-------- Task data --------

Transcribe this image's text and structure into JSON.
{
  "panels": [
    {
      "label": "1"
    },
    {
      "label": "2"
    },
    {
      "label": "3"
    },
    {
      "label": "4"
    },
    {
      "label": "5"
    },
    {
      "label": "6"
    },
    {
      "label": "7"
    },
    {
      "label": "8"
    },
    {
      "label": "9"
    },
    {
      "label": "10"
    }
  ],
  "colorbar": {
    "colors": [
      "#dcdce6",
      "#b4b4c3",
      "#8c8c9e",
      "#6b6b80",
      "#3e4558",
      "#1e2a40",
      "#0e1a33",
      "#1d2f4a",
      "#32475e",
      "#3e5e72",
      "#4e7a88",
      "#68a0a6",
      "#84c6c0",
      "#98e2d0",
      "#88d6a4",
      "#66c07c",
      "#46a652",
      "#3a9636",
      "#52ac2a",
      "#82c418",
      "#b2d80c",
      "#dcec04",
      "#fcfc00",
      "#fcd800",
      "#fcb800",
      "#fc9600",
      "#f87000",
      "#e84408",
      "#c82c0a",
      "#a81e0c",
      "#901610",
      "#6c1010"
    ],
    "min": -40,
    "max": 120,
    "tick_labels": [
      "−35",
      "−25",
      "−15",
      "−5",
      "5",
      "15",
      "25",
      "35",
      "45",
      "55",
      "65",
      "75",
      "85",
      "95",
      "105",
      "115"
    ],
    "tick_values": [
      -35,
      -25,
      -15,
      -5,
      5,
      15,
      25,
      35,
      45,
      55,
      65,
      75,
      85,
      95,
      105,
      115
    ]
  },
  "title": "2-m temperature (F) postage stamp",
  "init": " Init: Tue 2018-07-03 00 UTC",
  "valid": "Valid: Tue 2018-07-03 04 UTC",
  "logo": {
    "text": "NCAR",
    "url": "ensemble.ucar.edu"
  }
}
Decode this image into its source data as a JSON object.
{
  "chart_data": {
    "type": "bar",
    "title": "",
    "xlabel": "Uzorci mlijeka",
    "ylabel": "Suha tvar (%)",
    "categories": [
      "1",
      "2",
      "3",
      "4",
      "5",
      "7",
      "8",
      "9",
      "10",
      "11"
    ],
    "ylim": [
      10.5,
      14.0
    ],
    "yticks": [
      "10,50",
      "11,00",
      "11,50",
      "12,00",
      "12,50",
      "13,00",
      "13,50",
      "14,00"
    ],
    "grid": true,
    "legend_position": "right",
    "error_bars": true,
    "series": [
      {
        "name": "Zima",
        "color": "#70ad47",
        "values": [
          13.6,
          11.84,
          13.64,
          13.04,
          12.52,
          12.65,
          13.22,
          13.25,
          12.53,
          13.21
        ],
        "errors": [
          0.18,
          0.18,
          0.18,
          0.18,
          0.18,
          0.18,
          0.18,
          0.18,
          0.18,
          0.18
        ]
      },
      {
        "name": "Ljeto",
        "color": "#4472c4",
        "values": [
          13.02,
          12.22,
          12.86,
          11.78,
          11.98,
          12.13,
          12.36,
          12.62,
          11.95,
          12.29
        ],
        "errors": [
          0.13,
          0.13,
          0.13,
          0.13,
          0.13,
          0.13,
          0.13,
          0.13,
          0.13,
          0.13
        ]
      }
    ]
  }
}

--------

*Problem details:*
Reproduce the lines word for word, starting at the one holding "Decode this image" and ending at the final line of the material above.

*Task output:*
Decode this image into its source data as a JSON object.
{
  "chart_data": {
    "type": "bar",
    "title": "",
    "xlabel": "Uzorci mlijeka",
    "ylabel": "Suha tvar (%)",
    "categories": [
      "1",
      "2",
      "3",
      "4",
      "5",
      "7",
      "8",
      "9",
      "10",
      "11"
    ],
    "ylim": [
      10.5,
      14.0
    ],
    "yticks": [
      "10,50",
      "11,00",
      "11,50",
      "12,00",
      "12,50",
      "13,00",
      "13,50",
      "14,00"
    ],
    "grid": true,
    "legend_position": "right",
    "error_bars": true,
    "series": [
      {
        "name": "Zima",
        "color": "#70ad47",
        "values": [
          13.6,
          11.84,
          13.64,
          13.04,
          12.52,
          12.65,
          13.22,
          13.25,
          12.53,
          13.21
        ],
        "errors": [
          0.18,
          0.18,
          0.18,
          0.18,
          0.18,
          0.18,
          0.18,
          0.18,
          0.18,
          0.18
        ]
      },
      {
        "name": "Ljeto",
        "color": "#4472c4",
        "values": [
          13.02,
          12.22,
          12.86,
          11.78,
          11.98,
          12.13,
          12.36,
          12.62,
          11.95,
          12.29
        ],
        "errors": [
          0.13,
          0.13,
          0.13,
          0.13,
          0.13,
          0.13,
          0.13,
          0.13,
          0.13,
          0.13
        ]
      }
    ]
  }
}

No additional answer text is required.